Stated task: Keep only the lines where "ТЕАТРАЛЬНОГО" appears.

Entries provided:
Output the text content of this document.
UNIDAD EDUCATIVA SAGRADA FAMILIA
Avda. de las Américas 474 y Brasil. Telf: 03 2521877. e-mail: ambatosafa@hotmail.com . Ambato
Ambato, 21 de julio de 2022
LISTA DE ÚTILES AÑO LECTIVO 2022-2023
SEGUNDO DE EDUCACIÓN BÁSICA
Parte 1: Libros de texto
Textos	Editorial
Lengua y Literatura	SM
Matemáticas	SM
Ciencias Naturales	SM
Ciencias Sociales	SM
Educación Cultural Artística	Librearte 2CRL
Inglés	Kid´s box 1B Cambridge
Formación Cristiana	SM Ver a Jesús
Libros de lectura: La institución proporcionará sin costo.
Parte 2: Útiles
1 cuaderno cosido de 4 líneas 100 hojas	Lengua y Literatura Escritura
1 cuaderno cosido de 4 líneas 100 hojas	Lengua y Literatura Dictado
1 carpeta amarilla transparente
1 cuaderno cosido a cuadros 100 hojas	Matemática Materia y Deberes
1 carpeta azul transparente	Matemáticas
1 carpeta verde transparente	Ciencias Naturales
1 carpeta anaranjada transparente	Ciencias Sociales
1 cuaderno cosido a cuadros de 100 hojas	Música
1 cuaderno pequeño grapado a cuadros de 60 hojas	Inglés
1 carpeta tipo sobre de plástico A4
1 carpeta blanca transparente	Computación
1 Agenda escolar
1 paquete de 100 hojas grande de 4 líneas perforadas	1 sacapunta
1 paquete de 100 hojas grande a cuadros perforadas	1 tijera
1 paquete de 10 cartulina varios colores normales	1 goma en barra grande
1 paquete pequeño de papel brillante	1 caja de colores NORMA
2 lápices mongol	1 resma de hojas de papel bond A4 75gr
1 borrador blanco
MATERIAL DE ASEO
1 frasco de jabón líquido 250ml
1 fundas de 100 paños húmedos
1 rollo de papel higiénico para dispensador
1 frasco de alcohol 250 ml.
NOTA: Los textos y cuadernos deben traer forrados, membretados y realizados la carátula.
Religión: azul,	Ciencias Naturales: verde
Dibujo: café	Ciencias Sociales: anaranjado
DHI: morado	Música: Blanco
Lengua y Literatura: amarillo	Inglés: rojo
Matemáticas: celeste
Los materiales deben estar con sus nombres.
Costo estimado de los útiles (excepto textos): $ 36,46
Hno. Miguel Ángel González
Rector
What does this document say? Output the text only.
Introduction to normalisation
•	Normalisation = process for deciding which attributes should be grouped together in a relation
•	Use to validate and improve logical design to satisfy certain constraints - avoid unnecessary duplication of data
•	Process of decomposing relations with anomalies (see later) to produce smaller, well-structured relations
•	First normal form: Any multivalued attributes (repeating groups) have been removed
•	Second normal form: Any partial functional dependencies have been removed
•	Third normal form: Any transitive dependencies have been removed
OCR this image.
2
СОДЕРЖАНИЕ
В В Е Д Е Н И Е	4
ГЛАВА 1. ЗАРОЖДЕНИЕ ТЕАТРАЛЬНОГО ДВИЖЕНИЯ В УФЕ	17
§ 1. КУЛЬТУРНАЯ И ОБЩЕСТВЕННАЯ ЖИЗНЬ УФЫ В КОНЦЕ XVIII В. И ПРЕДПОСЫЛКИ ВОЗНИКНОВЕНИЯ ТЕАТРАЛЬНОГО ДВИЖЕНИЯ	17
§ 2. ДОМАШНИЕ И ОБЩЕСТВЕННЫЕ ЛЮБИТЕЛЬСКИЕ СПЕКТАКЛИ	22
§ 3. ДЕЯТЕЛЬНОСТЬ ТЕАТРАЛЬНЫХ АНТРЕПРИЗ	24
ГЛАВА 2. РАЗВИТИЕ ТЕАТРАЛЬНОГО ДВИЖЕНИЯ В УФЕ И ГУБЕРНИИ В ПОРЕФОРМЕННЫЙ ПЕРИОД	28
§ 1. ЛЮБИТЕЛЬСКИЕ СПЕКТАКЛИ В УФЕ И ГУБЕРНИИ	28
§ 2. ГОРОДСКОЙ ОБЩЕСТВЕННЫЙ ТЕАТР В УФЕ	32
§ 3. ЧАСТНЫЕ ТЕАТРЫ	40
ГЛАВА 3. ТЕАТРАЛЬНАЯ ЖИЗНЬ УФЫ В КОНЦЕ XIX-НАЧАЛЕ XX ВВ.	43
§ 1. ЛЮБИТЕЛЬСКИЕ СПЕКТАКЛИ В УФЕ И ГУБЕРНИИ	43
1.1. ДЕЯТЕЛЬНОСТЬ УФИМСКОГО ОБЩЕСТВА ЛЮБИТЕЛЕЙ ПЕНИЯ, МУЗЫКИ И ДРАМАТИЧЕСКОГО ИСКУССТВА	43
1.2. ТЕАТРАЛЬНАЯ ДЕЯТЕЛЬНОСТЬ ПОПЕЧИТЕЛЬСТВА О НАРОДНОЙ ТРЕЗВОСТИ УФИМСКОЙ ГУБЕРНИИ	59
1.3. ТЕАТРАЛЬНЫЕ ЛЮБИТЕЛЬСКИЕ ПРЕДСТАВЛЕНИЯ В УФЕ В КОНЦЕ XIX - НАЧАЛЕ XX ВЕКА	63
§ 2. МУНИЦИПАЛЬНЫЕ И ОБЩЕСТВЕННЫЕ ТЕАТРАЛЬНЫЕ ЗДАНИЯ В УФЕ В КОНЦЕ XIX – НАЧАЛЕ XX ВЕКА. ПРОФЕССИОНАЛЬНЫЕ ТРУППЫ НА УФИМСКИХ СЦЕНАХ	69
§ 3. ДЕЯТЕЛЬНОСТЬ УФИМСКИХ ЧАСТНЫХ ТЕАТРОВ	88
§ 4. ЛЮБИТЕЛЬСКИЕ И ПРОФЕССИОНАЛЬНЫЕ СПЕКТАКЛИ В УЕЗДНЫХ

Written solution:
ГЛАВА 1. ЗАРОЖДЕНИЕ ТЕАТРАЛЬНОГО ДВИЖЕНИЯ В УФЕ	17
§ 1. КУЛЬТУРНАЯ И ОБЩЕСТВЕННАЯ ЖИЗНЬ УФЫ В КОНЦЕ XVIII В. И ПРЕДПОСЫЛКИ ВОЗНИКНОВЕНИЯ ТЕАТРАЛЬНОГО ДВИЖЕНИЯ	17
ГЛАВА 2. РАЗВИТИЕ ТЕАТРАЛЬНОГО ДВИЖЕНИЯ В УФЕ И ГУБЕРНИИ В ПОРЕФОРМЕННЫЙ ПЕРИОД	28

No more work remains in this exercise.